** START OF Task data **

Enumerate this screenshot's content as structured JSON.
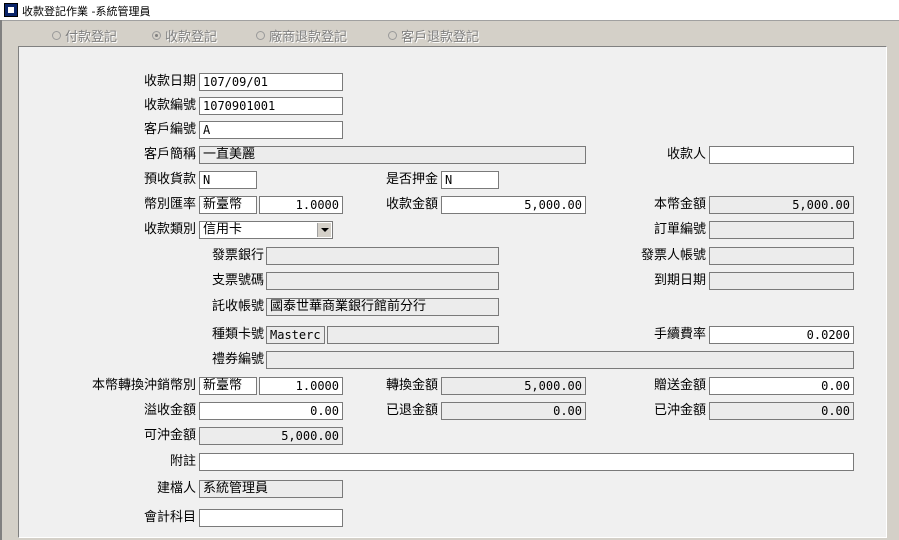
{
  "window": {
    "title": "收款登記作業 -系統管理員"
  },
  "mode_radios": [
    {
      "label": "付款登記",
      "selected": false
    },
    {
      "label": "收款登記",
      "selected": true
    },
    {
      "label": "廠商退款登記",
      "selected": false
    },
    {
      "label": "客戶退款登記",
      "selected": false
    }
  ],
  "form": {
    "receipt_date": {
      "label": "收款日期",
      "value": "107/09/01"
    },
    "receipt_no": {
      "label": "收款編號",
      "value": "1070901001"
    },
    "customer_no": {
      "label": "客戶編號",
      "value": "A"
    },
    "customer_name": {
      "label": "客戶簡稱",
      "value": "一直美麗"
    },
    "collector": {
      "label": "收款人",
      "value": ""
    },
    "prepaid": {
      "label": "預收貨款",
      "value": "N"
    },
    "is_deposit": {
      "label": "是否押金",
      "value": "N"
    },
    "currency_rate": {
      "label": "幣別匯率",
      "currency": "新臺幣",
      "rate": "1.0000"
    },
    "receipt_amount": {
      "label": "收款金額",
      "value": "5,000.00"
    },
    "local_amount": {
      "label": "本幣金額",
      "value": "5,000.00"
    },
    "receipt_type": {
      "label": "收款類別",
      "value": "信用卡"
    },
    "order_no": {
      "label": "訂單編號",
      "value": ""
    },
    "issuing_bank": {
      "label": "發票銀行",
      "value": ""
    },
    "issuer_account": {
      "label": "發票人帳號",
      "value": ""
    },
    "check_no": {
      "label": "支票號碼",
      "value": ""
    },
    "due_date": {
      "label": "到期日期",
      "value": ""
    },
    "collection_account": {
      "label": "託收帳號",
      "value": "國泰世華商業銀行館前分行"
    },
    "card_type_no": {
      "label": "種類卡號",
      "type": "Masterc",
      "number": ""
    },
    "fee_rate": {
      "label": "手續費率",
      "value": "0.0200"
    },
    "voucher_no": {
      "label": "禮券編號",
      "value": ""
    },
    "offset_currency": {
      "label": "本幣轉換沖銷幣別",
      "currency": "新臺幣",
      "rate": "1.0000"
    },
    "converted_amount": {
      "label": "轉換金額",
      "value": "5,000.00"
    },
    "gift_amount": {
      "label": "贈送金額",
      "value": "0.00"
    },
    "overpaid_amount": {
      "label": "溢收金額",
      "value": "0.00"
    },
    "refunded_amount": {
      "label": "已退金額",
      "value": "0.00"
    },
    "offset_amount": {
      "label": "已沖金額",
      "value": "0.00"
    },
    "available_amount": {
      "label": "可沖金額",
      "value": "5,000.00"
    },
    "remarks": {
      "label": "附註",
      "value": ""
    },
    "creator": {
      "label": "建檔人",
      "value": "系統管理員"
    },
    "account_subject": {
      "label": "會計科目",
      "value": ""
    }
  }
}
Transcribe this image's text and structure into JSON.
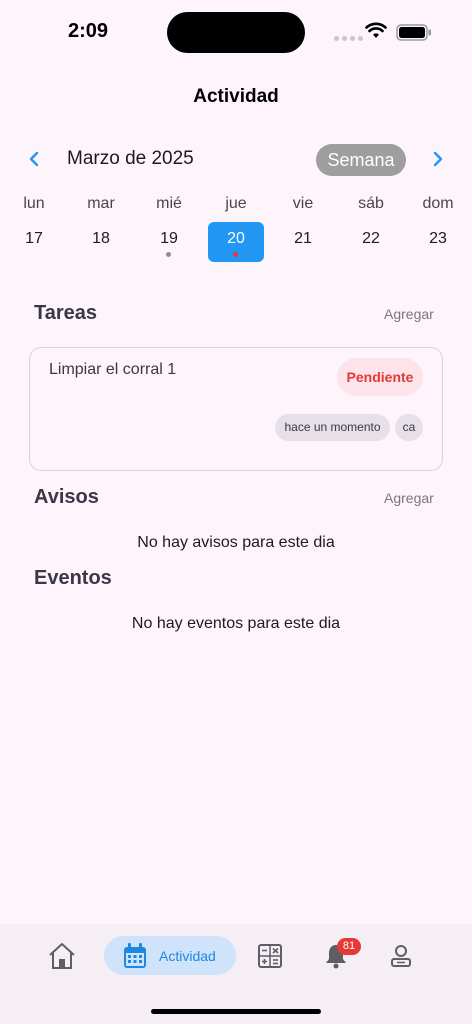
{
  "status_bar": {
    "time": "2:09"
  },
  "header": {
    "title": "Actividad"
  },
  "calendar": {
    "month_label": "Marzo de 2025",
    "view_mode": "Semana",
    "days": [
      {
        "dow": "lun",
        "num": "17"
      },
      {
        "dow": "mar",
        "num": "18"
      },
      {
        "dow": "mié",
        "num": "19"
      },
      {
        "dow": "jue",
        "num": "20"
      },
      {
        "dow": "vie",
        "num": "21"
      },
      {
        "dow": "sáb",
        "num": "22"
      },
      {
        "dow": "dom",
        "num": "23"
      }
    ],
    "selected_day": "20"
  },
  "tasks": {
    "heading": "Tareas",
    "add_label": "Agregar",
    "items": [
      {
        "title": "Limpiar el corral 1",
        "status": "Pendiente",
        "time": "hace un momento",
        "author": "ca"
      }
    ]
  },
  "notices": {
    "heading": "Avisos",
    "add_label": "Agregar",
    "empty": "No hay avisos para este dia"
  },
  "events": {
    "heading": "Eventos",
    "empty": "No hay eventos para este dia"
  },
  "bottom_nav": {
    "active_label": "Actividad",
    "notification_count": "81"
  },
  "colors": {
    "accent": "#2196f3",
    "danger": "#e53935",
    "background": "#fdf5fb"
  }
}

** END OF Task data **

◆ Work to complete: Quote verbatim every line starting at the line that contains "Transcribe this image's" and ending with the last line of the records; omit all pictures.

◆ Output of the exercise:
Transcribe this image's text and structure into JSON.
{
  "status_bar": {
    "time": "2:09"
  },
  "header": {
    "title": "Actividad"
  },
  "calendar": {
    "month_label": "Marzo de 2025",
    "view_mode": "Semana",
    "days": [
      {
        "dow": "lun",
        "num": "17"
      },
      {
        "dow": "mar",
        "num": "18"
      },
      {
        "dow": "mié",
        "num": "19"
      },
      {
        "dow": "jue",
        "num": "20"
      },
      {
        "dow": "vie",
        "num": "21"
      },
      {
        "dow": "sáb",
        "num": "22"
      },
      {
        "dow": "dom",
        "num": "23"
      }
    ],
    "selected_day": "20"
  },
  "tasks": {
    "heading": "Tareas",
    "add_label": "Agregar",
    "items": [
      {
        "title": "Limpiar el corral 1",
        "status": "Pendiente",
        "time": "hace un momento",
        "author": "ca"
      }
    ]
  },
  "notices": {
    "heading": "Avisos",
    "add_label": "Agregar",
    "empty": "No hay avisos para este dia"
  },
  "events": {
    "heading": "Eventos",
    "empty": "No hay eventos para este dia"
  },
  "bottom_nav": {
    "active_label": "Actividad",
    "notification_count": "81"
  },
  "colors": {
    "accent": "#2196f3",
    "danger": "#e53935",
    "background": "#fdf5fb"
  }
}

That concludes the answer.